■ GOAL:
Each line containing the word "Oecumenical" must be collected.

Data entries:

========

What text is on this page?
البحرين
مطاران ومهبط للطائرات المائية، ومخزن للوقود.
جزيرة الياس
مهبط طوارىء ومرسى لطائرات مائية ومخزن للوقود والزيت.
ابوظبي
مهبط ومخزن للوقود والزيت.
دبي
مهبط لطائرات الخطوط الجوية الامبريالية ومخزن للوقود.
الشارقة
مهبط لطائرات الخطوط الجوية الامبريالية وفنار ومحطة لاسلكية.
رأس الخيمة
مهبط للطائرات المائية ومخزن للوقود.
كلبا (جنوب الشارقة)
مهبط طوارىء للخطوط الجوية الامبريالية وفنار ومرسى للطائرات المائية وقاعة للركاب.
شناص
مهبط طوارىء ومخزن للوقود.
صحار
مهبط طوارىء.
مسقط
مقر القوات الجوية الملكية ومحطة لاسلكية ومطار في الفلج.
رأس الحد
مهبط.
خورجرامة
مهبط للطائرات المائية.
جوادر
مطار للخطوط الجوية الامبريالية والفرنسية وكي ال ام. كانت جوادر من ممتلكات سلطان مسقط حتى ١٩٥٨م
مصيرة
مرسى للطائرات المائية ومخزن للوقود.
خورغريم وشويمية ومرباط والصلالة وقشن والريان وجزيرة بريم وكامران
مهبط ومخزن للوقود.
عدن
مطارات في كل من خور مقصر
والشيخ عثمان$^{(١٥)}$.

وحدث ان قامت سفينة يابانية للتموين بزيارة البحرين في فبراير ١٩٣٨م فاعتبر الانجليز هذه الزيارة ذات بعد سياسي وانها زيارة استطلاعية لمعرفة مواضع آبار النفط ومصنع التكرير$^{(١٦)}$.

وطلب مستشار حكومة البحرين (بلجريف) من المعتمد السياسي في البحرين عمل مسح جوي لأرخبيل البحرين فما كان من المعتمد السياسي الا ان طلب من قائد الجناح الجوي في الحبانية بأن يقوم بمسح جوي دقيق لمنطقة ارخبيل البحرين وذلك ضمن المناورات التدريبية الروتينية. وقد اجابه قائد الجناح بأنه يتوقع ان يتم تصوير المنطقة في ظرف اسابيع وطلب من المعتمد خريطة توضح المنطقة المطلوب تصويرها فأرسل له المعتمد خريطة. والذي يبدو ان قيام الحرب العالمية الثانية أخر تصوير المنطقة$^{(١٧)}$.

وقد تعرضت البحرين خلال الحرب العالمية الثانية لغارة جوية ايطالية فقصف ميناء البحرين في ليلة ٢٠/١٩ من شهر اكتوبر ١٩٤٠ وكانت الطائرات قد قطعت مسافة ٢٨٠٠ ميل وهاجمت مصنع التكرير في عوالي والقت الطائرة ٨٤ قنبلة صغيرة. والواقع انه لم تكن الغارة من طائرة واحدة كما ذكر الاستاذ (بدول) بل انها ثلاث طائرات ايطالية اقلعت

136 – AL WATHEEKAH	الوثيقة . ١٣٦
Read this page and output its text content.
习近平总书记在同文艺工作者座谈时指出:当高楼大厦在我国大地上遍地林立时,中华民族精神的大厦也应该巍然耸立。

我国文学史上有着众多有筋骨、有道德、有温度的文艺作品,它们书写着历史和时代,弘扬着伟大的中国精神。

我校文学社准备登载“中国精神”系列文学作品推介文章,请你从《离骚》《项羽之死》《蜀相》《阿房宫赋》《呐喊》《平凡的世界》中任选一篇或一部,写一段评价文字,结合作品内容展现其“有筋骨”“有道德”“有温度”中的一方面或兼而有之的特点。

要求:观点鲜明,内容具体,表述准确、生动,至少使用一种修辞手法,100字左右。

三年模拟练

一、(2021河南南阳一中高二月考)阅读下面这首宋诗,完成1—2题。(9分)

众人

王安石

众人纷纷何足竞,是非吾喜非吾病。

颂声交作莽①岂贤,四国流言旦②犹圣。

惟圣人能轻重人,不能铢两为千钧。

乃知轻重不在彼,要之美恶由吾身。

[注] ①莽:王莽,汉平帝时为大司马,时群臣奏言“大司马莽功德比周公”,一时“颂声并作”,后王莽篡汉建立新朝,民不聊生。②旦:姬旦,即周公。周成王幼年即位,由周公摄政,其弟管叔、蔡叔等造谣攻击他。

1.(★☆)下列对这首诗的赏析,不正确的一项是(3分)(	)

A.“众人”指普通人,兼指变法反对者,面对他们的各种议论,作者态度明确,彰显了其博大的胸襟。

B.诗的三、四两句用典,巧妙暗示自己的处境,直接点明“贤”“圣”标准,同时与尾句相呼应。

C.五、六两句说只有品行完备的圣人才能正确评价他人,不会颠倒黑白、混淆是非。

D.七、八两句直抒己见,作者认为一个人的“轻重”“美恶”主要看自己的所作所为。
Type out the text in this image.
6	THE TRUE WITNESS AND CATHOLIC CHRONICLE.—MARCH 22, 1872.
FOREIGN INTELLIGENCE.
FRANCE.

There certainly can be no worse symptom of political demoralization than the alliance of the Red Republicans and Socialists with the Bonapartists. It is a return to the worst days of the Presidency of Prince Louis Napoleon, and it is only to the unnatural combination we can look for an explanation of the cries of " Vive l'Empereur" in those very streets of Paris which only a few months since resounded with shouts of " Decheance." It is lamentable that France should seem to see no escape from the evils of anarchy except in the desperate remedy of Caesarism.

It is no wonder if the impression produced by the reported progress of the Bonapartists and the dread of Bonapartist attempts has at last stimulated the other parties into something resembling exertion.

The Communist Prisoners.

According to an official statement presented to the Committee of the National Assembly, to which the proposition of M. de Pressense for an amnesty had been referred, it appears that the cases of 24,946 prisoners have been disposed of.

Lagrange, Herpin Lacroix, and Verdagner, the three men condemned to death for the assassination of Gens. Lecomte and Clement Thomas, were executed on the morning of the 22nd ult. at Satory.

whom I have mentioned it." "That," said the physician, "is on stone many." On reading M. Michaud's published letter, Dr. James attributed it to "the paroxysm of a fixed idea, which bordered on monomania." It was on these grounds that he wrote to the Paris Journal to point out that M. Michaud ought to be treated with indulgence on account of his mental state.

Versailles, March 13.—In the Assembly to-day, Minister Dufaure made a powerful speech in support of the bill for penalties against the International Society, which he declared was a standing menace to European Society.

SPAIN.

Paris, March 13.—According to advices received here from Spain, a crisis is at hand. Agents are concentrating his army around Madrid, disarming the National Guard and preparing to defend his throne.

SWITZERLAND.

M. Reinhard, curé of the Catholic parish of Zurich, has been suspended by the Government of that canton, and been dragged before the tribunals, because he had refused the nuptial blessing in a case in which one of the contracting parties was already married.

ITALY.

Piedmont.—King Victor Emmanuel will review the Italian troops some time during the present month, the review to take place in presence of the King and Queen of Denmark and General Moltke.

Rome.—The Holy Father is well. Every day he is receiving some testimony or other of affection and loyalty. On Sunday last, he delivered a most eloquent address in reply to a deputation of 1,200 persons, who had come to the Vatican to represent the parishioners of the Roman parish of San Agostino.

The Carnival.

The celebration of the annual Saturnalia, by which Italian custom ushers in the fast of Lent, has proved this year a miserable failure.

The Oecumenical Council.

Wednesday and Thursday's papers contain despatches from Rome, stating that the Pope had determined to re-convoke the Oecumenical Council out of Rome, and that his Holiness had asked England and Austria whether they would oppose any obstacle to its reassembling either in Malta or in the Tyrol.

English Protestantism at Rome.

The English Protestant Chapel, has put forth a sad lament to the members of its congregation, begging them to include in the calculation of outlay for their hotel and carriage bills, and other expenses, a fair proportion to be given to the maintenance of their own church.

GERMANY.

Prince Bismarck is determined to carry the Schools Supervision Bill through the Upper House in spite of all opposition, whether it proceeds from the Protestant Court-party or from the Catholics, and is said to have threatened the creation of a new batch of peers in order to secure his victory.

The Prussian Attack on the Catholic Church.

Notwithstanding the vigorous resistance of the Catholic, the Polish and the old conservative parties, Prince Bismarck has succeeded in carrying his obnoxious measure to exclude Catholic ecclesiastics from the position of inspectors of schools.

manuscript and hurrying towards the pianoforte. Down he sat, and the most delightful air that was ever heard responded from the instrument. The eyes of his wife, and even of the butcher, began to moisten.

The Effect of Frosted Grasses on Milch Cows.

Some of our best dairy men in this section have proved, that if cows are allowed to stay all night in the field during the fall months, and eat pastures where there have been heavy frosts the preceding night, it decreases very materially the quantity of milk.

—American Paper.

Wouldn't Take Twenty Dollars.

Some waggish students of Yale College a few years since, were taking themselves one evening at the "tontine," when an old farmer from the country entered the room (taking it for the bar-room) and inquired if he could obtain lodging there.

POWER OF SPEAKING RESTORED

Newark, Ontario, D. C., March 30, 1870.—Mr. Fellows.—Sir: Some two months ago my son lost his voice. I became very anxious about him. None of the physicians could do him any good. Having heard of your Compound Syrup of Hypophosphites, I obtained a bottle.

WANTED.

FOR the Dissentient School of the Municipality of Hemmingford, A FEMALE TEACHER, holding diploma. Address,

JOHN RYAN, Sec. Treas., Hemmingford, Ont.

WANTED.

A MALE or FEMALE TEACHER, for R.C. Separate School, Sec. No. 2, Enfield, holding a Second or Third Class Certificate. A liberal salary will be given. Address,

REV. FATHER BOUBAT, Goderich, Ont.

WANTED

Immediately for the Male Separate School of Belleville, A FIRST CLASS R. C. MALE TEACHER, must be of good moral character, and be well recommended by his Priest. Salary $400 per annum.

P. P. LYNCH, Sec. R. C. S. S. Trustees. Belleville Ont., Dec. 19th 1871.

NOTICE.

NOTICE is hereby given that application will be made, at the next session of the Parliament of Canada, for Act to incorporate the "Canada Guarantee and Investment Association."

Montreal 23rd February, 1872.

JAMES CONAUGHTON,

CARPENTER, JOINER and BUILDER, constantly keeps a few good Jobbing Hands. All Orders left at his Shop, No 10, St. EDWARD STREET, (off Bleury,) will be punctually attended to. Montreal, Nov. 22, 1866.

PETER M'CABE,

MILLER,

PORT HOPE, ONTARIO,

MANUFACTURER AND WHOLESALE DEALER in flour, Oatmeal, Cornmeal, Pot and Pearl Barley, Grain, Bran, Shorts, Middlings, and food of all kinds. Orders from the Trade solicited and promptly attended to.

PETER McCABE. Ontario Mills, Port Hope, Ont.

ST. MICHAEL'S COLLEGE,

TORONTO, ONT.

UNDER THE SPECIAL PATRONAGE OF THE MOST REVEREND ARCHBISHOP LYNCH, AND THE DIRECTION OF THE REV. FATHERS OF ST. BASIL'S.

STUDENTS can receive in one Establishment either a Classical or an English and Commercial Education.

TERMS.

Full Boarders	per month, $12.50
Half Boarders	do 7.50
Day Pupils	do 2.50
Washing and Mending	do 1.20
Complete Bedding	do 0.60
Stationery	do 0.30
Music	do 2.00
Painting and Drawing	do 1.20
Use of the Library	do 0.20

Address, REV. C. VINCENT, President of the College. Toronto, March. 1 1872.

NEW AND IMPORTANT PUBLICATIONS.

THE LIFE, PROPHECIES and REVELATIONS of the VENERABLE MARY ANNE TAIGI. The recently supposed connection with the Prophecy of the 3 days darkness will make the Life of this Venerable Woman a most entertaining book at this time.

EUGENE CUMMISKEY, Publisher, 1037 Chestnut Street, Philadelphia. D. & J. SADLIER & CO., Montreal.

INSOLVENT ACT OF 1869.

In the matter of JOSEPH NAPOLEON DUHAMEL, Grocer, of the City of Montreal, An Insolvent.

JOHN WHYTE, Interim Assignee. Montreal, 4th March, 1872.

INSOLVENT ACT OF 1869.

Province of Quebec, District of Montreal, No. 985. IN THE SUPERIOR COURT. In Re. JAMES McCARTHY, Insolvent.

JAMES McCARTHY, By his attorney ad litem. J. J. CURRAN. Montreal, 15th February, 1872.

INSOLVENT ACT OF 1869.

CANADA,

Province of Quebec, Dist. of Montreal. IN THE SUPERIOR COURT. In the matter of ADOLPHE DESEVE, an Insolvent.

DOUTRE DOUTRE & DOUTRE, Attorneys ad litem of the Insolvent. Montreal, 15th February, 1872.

========

■ FULL SOLUTION:
The Oecumenical Council.
Wednesday and Thursday's papers contain despatches from Rome, stating that the Pope had determined to re-convoke the Oecumenical Council out of Rome, and that his Holiness had asked England and Austria whether they would oppose any obstacle to its reassembling either in Malta or in the Tyrol.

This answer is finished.